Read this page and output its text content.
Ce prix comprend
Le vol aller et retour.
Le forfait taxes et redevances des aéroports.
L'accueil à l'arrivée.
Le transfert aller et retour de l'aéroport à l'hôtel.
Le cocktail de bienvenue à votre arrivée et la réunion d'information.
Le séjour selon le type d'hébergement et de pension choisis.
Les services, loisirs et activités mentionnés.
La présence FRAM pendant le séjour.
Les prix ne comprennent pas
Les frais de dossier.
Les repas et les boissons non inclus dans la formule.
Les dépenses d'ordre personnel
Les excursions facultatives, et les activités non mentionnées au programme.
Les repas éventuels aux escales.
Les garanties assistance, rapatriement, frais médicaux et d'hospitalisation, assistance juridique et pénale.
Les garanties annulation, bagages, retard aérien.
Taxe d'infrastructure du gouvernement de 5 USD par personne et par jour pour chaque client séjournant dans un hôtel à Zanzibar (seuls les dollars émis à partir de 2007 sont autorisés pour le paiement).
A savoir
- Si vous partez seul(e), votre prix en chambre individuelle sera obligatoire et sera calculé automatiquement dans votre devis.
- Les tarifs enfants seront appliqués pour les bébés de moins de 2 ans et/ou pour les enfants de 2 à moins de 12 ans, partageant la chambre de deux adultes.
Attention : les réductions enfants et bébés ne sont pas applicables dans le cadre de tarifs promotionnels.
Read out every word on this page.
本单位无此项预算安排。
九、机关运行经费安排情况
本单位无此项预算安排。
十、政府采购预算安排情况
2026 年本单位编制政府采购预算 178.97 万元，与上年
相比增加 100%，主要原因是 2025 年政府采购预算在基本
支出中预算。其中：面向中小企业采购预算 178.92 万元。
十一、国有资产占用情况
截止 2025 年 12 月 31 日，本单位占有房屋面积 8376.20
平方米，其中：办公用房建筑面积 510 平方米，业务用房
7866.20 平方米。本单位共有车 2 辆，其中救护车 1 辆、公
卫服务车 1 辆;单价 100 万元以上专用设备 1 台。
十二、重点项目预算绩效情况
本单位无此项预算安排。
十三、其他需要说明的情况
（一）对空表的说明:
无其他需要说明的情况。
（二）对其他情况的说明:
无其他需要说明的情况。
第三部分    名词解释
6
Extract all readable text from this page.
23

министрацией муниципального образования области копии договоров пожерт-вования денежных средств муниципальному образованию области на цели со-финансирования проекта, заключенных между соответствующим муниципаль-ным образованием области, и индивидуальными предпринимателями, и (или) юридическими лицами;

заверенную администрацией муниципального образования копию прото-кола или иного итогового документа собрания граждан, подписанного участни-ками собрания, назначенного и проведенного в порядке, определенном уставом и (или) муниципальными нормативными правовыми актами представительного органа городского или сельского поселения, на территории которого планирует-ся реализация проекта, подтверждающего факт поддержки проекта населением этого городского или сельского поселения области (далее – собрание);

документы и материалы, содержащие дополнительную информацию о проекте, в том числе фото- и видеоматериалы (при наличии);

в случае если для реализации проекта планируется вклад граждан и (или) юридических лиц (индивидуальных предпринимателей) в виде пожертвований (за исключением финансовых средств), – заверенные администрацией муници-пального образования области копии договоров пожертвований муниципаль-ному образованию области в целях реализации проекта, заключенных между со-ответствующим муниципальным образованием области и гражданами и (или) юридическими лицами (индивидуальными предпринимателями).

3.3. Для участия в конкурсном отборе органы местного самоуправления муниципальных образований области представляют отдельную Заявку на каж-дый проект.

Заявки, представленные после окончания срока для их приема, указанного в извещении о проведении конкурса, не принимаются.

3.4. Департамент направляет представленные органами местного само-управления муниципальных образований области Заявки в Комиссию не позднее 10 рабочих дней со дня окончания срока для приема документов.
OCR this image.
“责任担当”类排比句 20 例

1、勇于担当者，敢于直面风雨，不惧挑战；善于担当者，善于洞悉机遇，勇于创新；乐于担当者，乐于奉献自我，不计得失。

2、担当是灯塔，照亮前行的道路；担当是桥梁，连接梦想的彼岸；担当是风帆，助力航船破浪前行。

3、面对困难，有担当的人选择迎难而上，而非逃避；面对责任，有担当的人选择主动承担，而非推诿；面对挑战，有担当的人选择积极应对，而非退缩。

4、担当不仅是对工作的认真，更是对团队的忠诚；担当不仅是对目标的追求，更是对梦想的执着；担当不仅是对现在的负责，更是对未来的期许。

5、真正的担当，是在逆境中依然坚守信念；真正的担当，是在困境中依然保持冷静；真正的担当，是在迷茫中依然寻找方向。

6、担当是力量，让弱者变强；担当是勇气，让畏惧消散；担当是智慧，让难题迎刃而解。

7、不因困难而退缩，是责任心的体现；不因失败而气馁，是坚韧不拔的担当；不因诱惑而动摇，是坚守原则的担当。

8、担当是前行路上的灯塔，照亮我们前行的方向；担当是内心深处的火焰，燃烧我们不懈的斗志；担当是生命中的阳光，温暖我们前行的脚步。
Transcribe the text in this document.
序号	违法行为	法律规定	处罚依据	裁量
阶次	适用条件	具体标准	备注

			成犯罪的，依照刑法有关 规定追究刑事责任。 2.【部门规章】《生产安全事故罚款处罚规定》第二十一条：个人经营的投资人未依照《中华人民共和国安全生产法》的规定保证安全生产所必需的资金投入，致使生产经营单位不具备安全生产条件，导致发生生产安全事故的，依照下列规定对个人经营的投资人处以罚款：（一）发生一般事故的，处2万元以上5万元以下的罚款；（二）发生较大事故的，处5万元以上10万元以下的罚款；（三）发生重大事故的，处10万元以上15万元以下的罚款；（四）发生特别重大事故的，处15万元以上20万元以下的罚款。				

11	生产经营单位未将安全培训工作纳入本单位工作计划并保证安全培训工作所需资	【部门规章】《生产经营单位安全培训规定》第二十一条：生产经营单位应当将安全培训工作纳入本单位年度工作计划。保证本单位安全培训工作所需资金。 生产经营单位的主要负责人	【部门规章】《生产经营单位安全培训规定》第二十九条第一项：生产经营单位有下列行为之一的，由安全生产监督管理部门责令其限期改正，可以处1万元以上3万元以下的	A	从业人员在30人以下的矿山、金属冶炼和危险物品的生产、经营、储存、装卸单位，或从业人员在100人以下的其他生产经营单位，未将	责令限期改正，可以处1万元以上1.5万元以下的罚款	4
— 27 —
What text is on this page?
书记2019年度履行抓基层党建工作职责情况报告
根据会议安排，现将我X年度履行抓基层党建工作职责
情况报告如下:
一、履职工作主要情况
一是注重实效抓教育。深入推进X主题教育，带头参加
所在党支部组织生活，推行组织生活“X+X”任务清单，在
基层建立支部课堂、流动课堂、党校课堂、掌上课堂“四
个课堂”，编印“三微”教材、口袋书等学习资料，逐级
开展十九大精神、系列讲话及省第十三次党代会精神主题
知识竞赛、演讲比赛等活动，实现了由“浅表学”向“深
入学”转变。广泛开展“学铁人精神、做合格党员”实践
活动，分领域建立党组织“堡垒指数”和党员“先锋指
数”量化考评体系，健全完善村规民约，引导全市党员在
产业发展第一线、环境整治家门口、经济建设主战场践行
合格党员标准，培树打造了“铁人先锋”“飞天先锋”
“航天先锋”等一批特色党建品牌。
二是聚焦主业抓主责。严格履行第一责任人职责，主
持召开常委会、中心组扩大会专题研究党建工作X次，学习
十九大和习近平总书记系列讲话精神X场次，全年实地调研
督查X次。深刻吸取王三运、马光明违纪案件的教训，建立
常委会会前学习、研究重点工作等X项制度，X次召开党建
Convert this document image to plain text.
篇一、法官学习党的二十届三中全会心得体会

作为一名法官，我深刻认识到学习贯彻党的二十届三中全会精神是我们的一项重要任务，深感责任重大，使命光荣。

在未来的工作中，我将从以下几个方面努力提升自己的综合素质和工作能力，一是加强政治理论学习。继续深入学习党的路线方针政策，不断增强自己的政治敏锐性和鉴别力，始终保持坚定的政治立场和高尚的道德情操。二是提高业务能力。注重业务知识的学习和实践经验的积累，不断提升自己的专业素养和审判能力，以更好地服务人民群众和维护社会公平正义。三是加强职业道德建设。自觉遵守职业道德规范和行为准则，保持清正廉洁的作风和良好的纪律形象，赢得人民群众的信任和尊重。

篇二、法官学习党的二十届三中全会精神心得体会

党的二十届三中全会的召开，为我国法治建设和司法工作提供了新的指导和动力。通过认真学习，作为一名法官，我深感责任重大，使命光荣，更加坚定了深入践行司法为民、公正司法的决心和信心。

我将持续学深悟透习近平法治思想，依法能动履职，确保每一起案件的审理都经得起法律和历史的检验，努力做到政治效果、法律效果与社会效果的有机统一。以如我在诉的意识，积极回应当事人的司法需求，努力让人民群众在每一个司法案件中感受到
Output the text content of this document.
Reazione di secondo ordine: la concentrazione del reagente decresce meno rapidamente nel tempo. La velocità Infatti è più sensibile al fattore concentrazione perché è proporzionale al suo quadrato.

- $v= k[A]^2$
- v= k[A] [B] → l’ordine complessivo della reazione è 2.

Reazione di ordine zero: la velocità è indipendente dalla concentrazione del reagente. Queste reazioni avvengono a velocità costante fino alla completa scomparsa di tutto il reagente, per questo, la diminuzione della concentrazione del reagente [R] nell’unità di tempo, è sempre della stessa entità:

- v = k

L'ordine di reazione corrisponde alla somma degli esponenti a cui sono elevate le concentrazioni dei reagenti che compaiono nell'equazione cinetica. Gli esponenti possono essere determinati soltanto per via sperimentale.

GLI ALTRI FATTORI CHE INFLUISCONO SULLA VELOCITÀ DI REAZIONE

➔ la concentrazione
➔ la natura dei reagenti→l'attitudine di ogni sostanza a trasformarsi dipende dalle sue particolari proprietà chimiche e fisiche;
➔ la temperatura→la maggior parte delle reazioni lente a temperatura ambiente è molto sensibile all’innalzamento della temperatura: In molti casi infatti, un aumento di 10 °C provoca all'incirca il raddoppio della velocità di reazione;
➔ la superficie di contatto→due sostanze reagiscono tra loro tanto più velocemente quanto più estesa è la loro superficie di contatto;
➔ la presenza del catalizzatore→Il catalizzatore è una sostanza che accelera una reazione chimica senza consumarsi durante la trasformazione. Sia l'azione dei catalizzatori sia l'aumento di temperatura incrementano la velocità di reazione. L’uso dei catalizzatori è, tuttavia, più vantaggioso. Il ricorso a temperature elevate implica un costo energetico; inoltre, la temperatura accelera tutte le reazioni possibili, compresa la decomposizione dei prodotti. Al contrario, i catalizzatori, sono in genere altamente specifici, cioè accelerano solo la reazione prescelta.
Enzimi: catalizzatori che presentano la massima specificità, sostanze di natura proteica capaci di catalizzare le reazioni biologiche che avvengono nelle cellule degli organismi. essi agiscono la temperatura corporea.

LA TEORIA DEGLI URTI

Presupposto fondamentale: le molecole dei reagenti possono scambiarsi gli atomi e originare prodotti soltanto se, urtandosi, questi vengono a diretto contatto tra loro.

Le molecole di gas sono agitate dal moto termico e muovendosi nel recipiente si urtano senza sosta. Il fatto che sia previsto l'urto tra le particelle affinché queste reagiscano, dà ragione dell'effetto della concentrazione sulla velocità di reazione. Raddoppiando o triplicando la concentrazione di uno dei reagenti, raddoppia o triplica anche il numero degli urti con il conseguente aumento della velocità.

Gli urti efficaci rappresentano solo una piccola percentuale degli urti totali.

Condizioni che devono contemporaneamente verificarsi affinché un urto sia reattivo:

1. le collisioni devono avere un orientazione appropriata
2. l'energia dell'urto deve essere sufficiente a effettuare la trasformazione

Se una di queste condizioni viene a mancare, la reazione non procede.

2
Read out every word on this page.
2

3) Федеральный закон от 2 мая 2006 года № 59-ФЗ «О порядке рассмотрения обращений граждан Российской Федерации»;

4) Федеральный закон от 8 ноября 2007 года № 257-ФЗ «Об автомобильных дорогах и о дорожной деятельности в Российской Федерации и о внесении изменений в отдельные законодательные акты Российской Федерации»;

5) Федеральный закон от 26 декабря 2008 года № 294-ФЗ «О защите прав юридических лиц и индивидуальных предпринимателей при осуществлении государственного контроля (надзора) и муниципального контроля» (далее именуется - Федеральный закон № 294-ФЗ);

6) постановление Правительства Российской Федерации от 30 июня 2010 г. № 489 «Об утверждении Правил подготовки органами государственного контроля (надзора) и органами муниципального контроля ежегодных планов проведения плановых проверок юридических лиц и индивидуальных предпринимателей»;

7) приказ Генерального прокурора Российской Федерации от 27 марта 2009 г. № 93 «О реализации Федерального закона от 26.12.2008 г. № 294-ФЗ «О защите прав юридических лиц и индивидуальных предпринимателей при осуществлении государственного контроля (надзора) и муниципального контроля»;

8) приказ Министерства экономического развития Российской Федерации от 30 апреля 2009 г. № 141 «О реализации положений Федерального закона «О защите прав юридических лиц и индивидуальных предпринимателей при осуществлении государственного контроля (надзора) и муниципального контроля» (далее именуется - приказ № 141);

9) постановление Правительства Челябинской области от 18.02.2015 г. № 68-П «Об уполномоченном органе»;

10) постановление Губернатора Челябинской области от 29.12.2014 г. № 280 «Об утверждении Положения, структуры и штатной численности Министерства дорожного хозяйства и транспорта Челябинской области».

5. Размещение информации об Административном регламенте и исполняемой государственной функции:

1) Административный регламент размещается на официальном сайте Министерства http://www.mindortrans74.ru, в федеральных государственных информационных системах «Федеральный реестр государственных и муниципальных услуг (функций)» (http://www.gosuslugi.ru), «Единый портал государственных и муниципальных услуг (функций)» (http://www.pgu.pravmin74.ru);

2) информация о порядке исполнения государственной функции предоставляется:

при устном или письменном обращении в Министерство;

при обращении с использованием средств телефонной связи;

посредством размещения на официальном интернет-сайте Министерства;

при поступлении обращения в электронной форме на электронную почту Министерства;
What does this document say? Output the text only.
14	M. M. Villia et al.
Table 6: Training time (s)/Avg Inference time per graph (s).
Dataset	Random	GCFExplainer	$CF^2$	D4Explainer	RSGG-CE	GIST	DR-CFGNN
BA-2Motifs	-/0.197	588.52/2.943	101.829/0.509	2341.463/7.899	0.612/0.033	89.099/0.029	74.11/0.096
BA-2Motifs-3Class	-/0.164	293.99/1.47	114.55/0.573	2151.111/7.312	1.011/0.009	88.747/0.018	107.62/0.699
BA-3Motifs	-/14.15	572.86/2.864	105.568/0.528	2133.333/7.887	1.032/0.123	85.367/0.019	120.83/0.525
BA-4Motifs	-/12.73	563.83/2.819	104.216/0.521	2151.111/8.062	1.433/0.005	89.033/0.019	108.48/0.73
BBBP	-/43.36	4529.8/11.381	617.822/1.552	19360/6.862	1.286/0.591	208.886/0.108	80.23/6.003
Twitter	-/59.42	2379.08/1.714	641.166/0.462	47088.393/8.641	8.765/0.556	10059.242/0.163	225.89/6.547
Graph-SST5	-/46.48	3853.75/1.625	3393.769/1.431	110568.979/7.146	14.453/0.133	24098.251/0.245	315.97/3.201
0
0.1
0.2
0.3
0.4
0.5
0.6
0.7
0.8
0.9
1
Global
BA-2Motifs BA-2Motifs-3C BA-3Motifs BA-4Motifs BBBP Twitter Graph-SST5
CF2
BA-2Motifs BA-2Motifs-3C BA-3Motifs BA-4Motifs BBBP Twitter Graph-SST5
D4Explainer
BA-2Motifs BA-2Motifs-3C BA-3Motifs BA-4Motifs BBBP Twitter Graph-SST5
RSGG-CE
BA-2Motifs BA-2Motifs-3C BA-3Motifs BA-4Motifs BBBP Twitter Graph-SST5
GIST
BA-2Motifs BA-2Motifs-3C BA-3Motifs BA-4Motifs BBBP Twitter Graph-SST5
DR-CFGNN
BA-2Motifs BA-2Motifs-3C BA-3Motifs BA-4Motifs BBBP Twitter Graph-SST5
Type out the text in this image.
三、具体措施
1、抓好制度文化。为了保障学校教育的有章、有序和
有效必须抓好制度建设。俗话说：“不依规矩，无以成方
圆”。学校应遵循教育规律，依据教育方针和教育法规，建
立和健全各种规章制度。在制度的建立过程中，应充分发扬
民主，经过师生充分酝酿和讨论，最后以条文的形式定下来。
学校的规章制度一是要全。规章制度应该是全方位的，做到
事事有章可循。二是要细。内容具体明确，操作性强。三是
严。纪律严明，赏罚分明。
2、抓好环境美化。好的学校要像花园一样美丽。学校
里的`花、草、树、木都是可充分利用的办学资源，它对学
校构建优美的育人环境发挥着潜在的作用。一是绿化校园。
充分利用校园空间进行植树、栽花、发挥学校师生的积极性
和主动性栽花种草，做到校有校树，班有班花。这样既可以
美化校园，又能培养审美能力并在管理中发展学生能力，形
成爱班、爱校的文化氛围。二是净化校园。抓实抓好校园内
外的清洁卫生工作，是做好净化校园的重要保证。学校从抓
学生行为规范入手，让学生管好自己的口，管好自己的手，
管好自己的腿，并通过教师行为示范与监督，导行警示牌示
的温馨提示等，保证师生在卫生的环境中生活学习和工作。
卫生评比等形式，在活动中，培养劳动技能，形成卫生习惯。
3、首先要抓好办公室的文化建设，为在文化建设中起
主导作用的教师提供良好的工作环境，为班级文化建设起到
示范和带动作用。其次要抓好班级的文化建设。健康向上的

* _Task objective_:
Identify and copy the lines holding the word "image".

* _Completed exercise_:
OCR this image.
Convert this document image to plain text.
Type out the text in this image.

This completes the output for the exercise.